## Required work
Extract every line in the records below that contains the string "figure". Match letter case.

## Material supplied

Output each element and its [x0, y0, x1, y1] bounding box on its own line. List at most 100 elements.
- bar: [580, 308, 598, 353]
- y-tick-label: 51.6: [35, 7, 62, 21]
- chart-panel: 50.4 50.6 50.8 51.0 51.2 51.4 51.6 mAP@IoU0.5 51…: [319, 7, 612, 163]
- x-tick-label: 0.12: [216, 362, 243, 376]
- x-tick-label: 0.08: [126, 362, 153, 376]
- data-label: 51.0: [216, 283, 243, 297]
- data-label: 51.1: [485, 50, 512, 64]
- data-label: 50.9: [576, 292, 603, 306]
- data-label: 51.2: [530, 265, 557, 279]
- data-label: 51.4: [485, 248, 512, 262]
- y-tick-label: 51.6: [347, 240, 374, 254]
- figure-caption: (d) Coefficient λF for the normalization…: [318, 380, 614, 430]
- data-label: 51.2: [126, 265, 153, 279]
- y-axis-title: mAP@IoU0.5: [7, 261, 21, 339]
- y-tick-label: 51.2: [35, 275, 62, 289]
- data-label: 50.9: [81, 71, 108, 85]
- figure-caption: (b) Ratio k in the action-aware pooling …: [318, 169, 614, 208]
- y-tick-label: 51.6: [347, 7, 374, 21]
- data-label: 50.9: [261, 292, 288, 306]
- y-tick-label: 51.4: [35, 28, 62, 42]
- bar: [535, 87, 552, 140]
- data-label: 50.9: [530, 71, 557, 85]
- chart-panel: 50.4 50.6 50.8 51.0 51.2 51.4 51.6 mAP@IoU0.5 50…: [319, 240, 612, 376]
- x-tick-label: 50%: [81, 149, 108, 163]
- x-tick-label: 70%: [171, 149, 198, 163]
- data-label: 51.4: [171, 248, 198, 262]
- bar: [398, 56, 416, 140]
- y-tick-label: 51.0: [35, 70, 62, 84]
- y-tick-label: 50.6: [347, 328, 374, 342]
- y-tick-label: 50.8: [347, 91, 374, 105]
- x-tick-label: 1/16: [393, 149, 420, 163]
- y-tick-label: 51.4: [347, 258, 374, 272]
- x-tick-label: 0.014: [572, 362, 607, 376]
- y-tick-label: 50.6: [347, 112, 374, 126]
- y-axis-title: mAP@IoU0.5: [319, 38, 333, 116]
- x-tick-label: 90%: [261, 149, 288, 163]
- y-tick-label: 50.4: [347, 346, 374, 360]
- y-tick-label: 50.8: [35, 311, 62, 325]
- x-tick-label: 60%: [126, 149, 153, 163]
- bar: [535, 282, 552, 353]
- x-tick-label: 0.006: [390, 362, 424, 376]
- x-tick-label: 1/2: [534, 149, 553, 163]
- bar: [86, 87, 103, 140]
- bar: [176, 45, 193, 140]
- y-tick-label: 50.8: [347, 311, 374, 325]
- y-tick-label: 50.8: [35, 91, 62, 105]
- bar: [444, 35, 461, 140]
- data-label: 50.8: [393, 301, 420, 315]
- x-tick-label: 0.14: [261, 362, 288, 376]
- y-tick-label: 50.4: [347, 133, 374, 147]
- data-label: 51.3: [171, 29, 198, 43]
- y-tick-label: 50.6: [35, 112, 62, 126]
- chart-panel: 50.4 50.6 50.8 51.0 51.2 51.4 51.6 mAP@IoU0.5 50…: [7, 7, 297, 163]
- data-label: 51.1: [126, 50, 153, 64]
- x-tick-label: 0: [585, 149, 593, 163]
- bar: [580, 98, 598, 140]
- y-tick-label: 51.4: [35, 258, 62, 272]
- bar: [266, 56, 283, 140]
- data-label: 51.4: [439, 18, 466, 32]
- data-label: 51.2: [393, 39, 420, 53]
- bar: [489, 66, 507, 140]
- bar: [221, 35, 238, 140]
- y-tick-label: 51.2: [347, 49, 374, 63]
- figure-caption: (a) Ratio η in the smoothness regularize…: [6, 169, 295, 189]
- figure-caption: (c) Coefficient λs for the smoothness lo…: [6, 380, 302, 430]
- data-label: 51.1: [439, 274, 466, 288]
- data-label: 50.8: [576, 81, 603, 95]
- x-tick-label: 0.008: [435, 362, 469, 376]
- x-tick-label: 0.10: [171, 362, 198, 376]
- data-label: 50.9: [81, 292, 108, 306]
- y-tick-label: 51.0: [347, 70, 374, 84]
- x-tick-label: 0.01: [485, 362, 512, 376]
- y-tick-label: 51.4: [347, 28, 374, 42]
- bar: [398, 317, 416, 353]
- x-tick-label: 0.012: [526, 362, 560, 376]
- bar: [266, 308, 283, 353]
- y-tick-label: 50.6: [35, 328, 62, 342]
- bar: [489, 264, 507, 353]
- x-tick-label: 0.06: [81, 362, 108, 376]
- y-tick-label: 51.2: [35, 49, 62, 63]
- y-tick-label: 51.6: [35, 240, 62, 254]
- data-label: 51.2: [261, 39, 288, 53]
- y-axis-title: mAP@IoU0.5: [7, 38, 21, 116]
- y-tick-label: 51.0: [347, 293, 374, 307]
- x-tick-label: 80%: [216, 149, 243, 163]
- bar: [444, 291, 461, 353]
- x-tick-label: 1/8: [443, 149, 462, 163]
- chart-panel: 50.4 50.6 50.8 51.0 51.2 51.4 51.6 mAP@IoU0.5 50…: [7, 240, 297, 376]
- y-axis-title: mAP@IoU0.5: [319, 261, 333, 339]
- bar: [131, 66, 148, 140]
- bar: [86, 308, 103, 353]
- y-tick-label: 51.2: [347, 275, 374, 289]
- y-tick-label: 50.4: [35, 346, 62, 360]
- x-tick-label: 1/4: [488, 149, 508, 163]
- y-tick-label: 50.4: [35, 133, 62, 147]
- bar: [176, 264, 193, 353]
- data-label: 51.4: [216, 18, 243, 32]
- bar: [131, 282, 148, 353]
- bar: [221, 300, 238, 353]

## Completed task
- figure-caption: (d) Coefficient λF for the normalization…: [318, 380, 614, 430]
- figure-caption: (b) Ratio k in the action-aware pooling …: [318, 169, 614, 208]
- figure-caption: (a) Ratio η in the smoothness regularize…: [6, 169, 295, 189]
- figure-caption: (c) Coefficient λs for the smoothness lo…: [6, 380, 302, 430]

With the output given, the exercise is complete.